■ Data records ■
——

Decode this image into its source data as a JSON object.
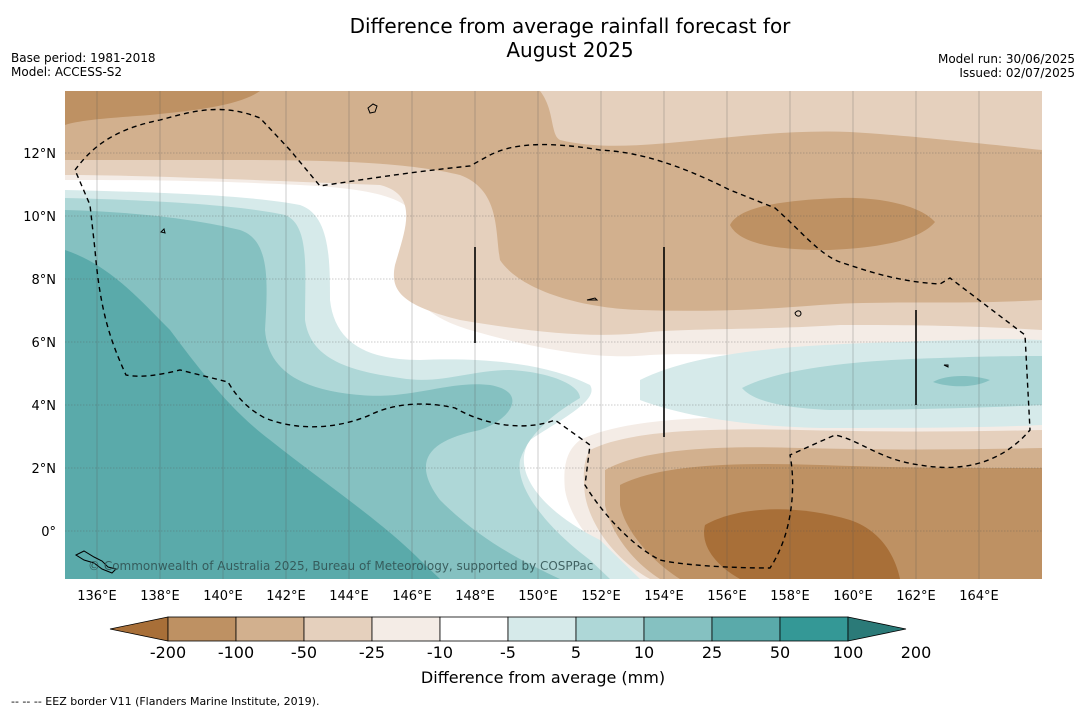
{
  "title_line1": "Difference from average rainfall forecast for",
  "title_line2": "August 2025",
  "base_period": "Base period: 1981-2018",
  "model": "Model: ACCESS-S2",
  "model_run": "Model run: 30/06/2025",
  "issued": "Issued: 02/07/2025",
  "copyright": "© Commonwealth of Australia 2025, Bureau of Meteorology, supported by COSPPac",
  "footer": "-- -- -- EEZ border V11 (Flanders Marine Institute, 2019).",
  "longitude_labels": [
    "136°E",
    "138°E",
    "140°E",
    "142°E",
    "144°E",
    "146°E",
    "148°E",
    "150°E",
    "152°E",
    "154°E",
    "156°E",
    "158°E",
    "160°E",
    "162°E",
    "164°E"
  ],
  "latitude_labels": [
    "12°N",
    "10°N",
    "8°N",
    "6°N",
    "4°N",
    "2°N",
    "0°"
  ],
  "colorbar": {
    "title": "Difference from average (mm)",
    "ticks": [
      "-200",
      "-100",
      "-50",
      "-25",
      "-10",
      "-5",
      "5",
      "10",
      "25",
      "50",
      "100",
      "200"
    ],
    "colors": [
      "#a86f38",
      "#be9163",
      "#d2b08e",
      "#e5d0bd",
      "#f4ece6",
      "#ffffff",
      "#d6eaea",
      "#aed7d7",
      "#85c1c1",
      "#5aaaaa",
      "#349896",
      "#2b7a78"
    ]
  }
}
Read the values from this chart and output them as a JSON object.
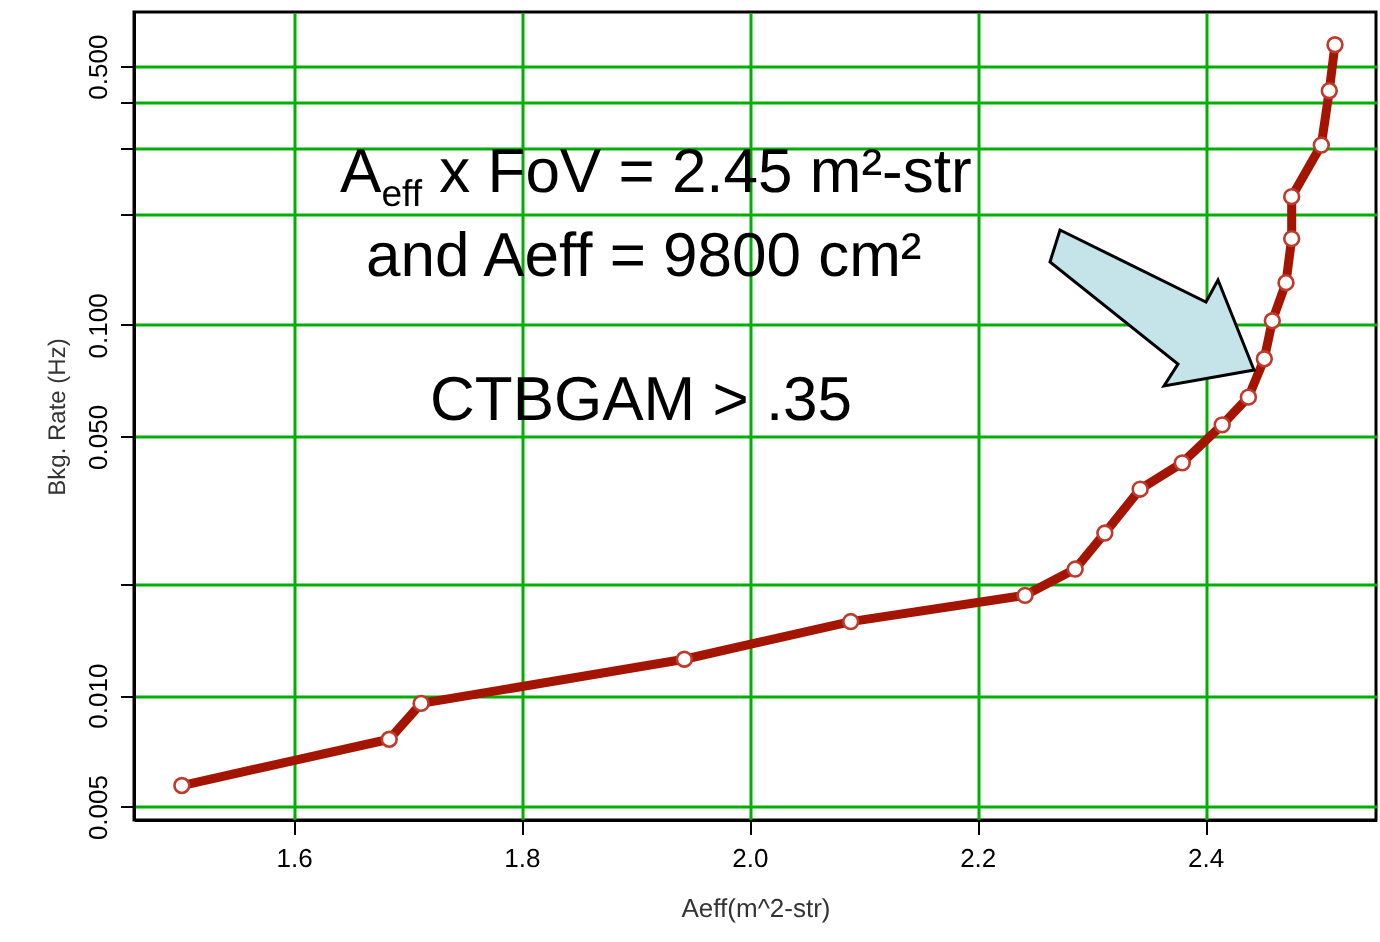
{
  "chart_data": {
    "type": "line",
    "xlabel": "Aeff(m^2-str)",
    "ylabel": "Bkg. Rate (Hz)",
    "annotations": [
      "A$_{eff}$ x FoV = 2.45 m²-str",
      "and Aeff = 9800 cm²",
      "CTBGAM > .35"
    ],
    "series": [
      {
        "color": "#a31500",
        "x": [
          1.502,
          1.684,
          1.712,
          1.943,
          2.089,
          2.242,
          2.286,
          2.312,
          2.343,
          2.38,
          2.415,
          2.438,
          2.452,
          2.459,
          2.471,
          2.476,
          2.476,
          2.502,
          2.509,
          2.514
        ],
        "values": [
          0.0057,
          0.0076,
          0.0095,
          0.0125,
          0.0158,
          0.0186,
          0.0219,
          0.0274,
          0.036,
          0.0424,
          0.0537,
          0.0638,
          0.081,
          0.1026,
          0.13,
          0.171,
          0.222,
          0.306,
          0.429,
          0.571
        ]
      }
    ],
    "xlim": [
      1.46,
      2.55
    ],
    "xticks": [
      1.6,
      1.8,
      {
        "value": 2,
        "label": "2.0"
      },
      2.2,
      2.4
    ],
    "ylim": [
      0.0046,
      0.7
    ],
    "yticks": [
      {
        "value": 0.005,
        "label": "0.005"
      },
      {
        "value": 0.01,
        "label": "0.010"
      },
      {
        "value": 0.02,
        "label": null
      },
      {
        "value": 0.05,
        "label": "0.050"
      },
      {
        "value": 0.1,
        "label": "0.100"
      },
      {
        "value": 0.2,
        "label": null
      },
      {
        "value": 0.3,
        "label": null
      },
      {
        "value": 0.4,
        "label": null
      },
      {
        "value": 0.5,
        "label": "0.500"
      }
    ],
    "log": true,
    "grid": true,
    "marker": "circle",
    "line_style": "solid"
  }
}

——

■ Job ■
Nothing but the pictures may be dropped; output the records above exactly.

■ Result of this exercise ■
Decode this image into its source data as a JSON object.
{
  "title_line1": "Difference from average rainfall forecast for",
  "title_line2": "August 2025",
  "base_period": "Base period: 1981-2018",
  "model": "Model: ACCESS-S2",
  "model_run": "Model run: 30/06/2025",
  "issued": "Issued: 02/07/2025",
  "copyright": "© Commonwealth of Australia 2025, Bureau of Meteorology, supported by COSPPac",
  "footer": "-- -- -- EEZ border V11 (Flanders Marine Institute, 2019).",
  "longitude_labels": [
    "136°E",
    "138°E",
    "140°E",
    "142°E",
    "144°E",
    "146°E",
    "148°E",
    "150°E",
    "152°E",
    "154°E",
    "156°E",
    "158°E",
    "160°E",
    "162°E",
    "164°E"
  ],
  "latitude_labels": [
    "12°N",
    "10°N",
    "8°N",
    "6°N",
    "4°N",
    "2°N",
    "0°"
  ],
  "colorbar": {
    "title": "Difference from average (mm)",
    "ticks": [
      "-200",
      "-100",
      "-50",
      "-25",
      "-10",
      "-5",
      "5",
      "10",
      "25",
      "50",
      "100",
      "200"
    ],
    "colors": [
      "#a86f38",
      "#be9163",
      "#d2b08e",
      "#e5d0bd",
      "#f4ece6",
      "#ffffff",
      "#d6eaea",
      "#aed7d7",
      "#85c1c1",
      "#5aaaaa",
      "#349896",
      "#2b7a78"
    ]
  }
}
Read the values from this chart and output them as a JSON object.
{
  "chart_data": {
    "type": "line",
    "xlabel": "Aeff(m^2-str)",
    "ylabel": "Bkg. Rate (Hz)",
    "annotations": [
      "A$_{eff}$ x FoV = 2.45 m²-str",
      "and Aeff = 9800 cm²",
      "CTBGAM > .35"
    ],
    "series": [
      {
        "color": "#a31500",
        "x": [
          1.502,
          1.684,
          1.712,
          1.943,
          2.089,
          2.242,
          2.286,
          2.312,
          2.343,
          2.38,
          2.415,
          2.438,
          2.452,
          2.459,
          2.471,
          2.476,
          2.476,
          2.502,
          2.509,
          2.514
        ],
        "values": [
          0.0057,
          0.0076,
          0.0095,
          0.0125,
          0.0158,
          0.0186,
          0.0219,
          0.0274,
          0.036,
          0.0424,
          0.0537,
          0.0638,
          0.081,
          0.1026,
          0.13,
          0.171,
          0.222,
          0.306,
          0.429,
          0.571
        ]
      }
    ],
    "xlim": [
      1.46,
      2.55
    ],
    "xticks": [
      1.6,
      1.8,
      {
        "value": 2,
        "label": "2.0"
      },
      2.2,
      2.4
    ],
    "ylim": [
      0.0046,
      0.7
    ],
    "yticks": [
      {
        "value": 0.005,
        "label": "0.005"
      },
      {
        "value": 0.01,
        "label": "0.010"
      },
      {
        "value": 0.02,
        "label": null
      },
      {
        "value": 0.05,
        "label": "0.050"
      },
      {
        "value": 0.1,
        "label": "0.100"
      },
      {
        "value": 0.2,
        "label": null
      },
      {
        "value": 0.3,
        "label": null
      },
      {
        "value": 0.4,
        "label": null
      },
      {
        "value": 0.5,
        "label": "0.500"
      }
    ],
    "log": true,
    "grid": true,
    "marker": "circle",
    "line_style": "solid"
  }
}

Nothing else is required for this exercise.